• **DA FARE**
(A) Stabilisci se ciascuna affermazione concorda con il brano, rispondendo sì o no e citando alla lettera le parole decisive: (i) la maestra di matematica aveva le dita laccate di rosso; (ii) chi scrive afferma di odiare anche l'italiano; (iii) il tempo con Chiara si svolgeva di venerdì.
(B) Ricopia dal brano il passo compreso tra «Seduti, ora vi» e «e unico marito.», estremi inclusi.
(C) Secondo il brano, che cosa capita talvolta di sbagliare quando si sbiancano le pentole in cucina?

• **BRANO**
Tutto ciò per dire che il tempo che Chiara aveva a disposizione per noi durante quei rari venerdì era davvero ristretto. O meglio, eravamo noi che purtroppo avevamo poco tempo da passare con lei a fare educazione ambientale. E comunque quando si tornava in classe la maestra di matematica zittiva l’emozione generale dichiarando guerra alla scompostezza, alle maniche arrotolate fino ai gomiti ed alla così detta distrazione. Di cosa e da cosa poi, non si è mai capito. Eravamo solamente felici.
Seduti, ora vi tocca la matematica, diceva iniziando a scorrere le sue dita laccate di rosso sul registro.
E dico io, seconda elementare. Terrorismo puro.

Ora, a distanza di anni, ricordo ancora benissimo la sensazione di disgusto per le tabelline, le divisioni, gli insiemi. Tutte cose con le quali devo allegramente fare i conti ogni giorno a lavoro e non. Ho sempre odiato la matematica, ma ora ci convivo come la miglior moglie fa, abituata al suo peggior e unico marito.

L’italiano invece non lo odio, e nemmeno scienze. Anche se a volte mi capita di omettere qualche H lasciando singole vocali tra un pronome ed un verbo, o di sbagliare le percentuali di soda e limone per sbiancare le pentole in cucina dopo aver bruciato il risotto ai funghi.

• **VOCI MOSTRATE**
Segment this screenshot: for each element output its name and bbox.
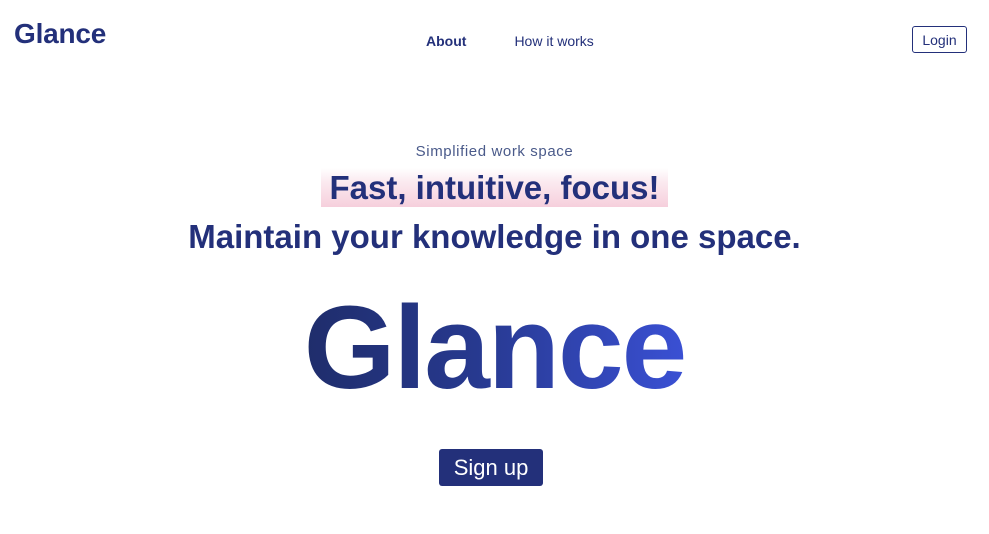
hero-brand-text: Glance bbox=[303, 282, 688, 414]
signup-button[interactable]: Sign up bbox=[439, 449, 543, 486]
hero-headline: Maintain your knowledge in one space. bbox=[188, 218, 801, 255]
hero-brand-wordmark: Glance bbox=[0, 288, 989, 408]
main-nav: About How it works bbox=[426, 33, 594, 49]
nav-how-it-works[interactable]: How it works bbox=[514, 33, 593, 49]
nav-about[interactable]: About bbox=[426, 33, 466, 49]
login-button[interactable]: Login bbox=[912, 26, 967, 53]
header-logo[interactable]: Glance bbox=[14, 18, 106, 50]
hero-tagline: Fast, intuitive, focus! bbox=[321, 168, 668, 207]
hero-eyebrow: Simplified work space bbox=[415, 143, 574, 160]
tagline-container: Fast, intuitive, focus! bbox=[0, 168, 989, 207]
landing-page: Glance About How it works Login Simplifi… bbox=[0, 0, 989, 534]
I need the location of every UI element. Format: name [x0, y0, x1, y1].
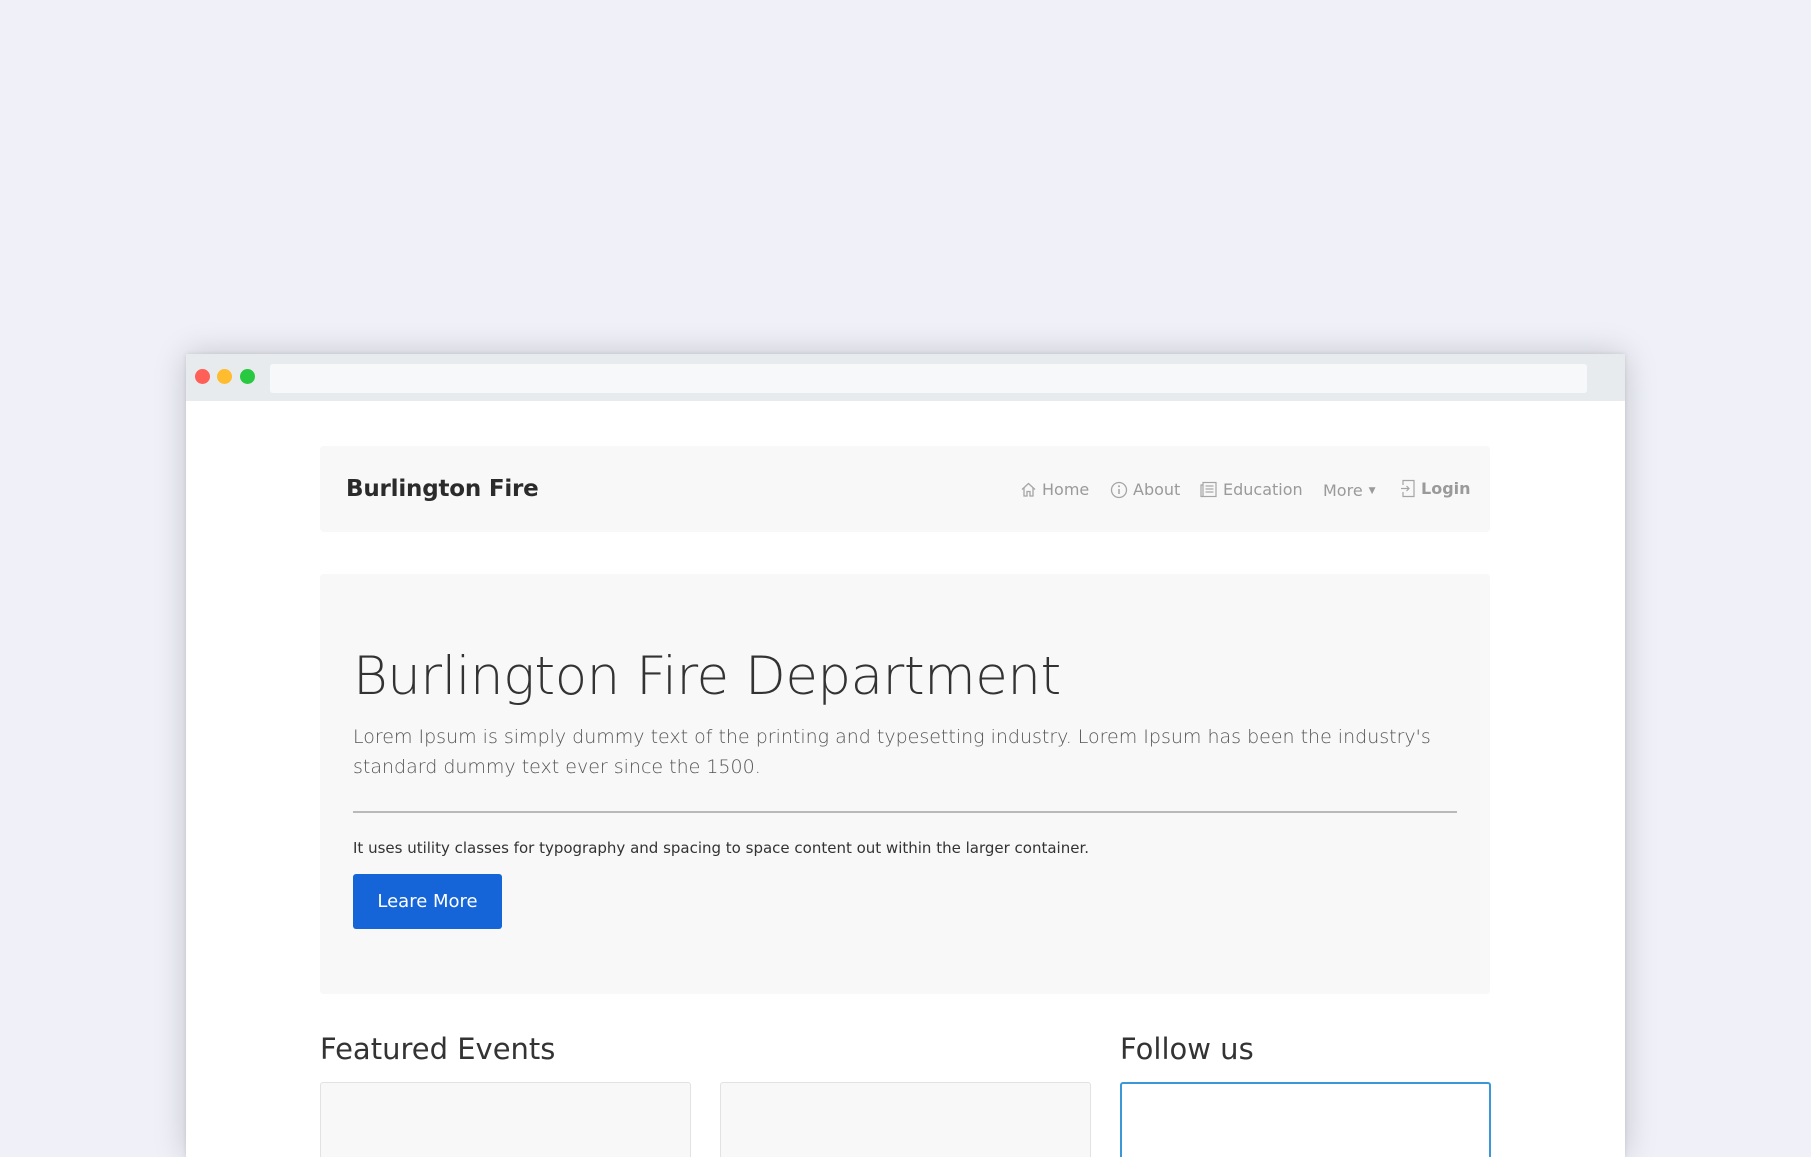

• **RISPOSTE**
(A) (i) Sì: «scorrere le sue dita laccate di rosso sul registro». (ii) No: «L’italiano invece non lo odio». (iii) Sì: «durante quei rari venerdì».

(B)
Seduti, ora vi tocca la matematica, diceva iniziando a scorrere le sue dita laccate di rosso sul registro.
E dico io, seconda elementare. Terrorismo puro.

Ora, a distanza di anni, ricordo ancora benissimo la sensazione di disgusto per le tabelline, le divisioni, gli insiemi. Tutte cose con le quali devo allegramente fare i conti ogni giorno a lavoro e non. Ho sempre odiato la matematica, ma ora ci convivo come la miglior moglie fa, abituata al suo peggior e unico marito.

(C) Le percentuali di soda e limone.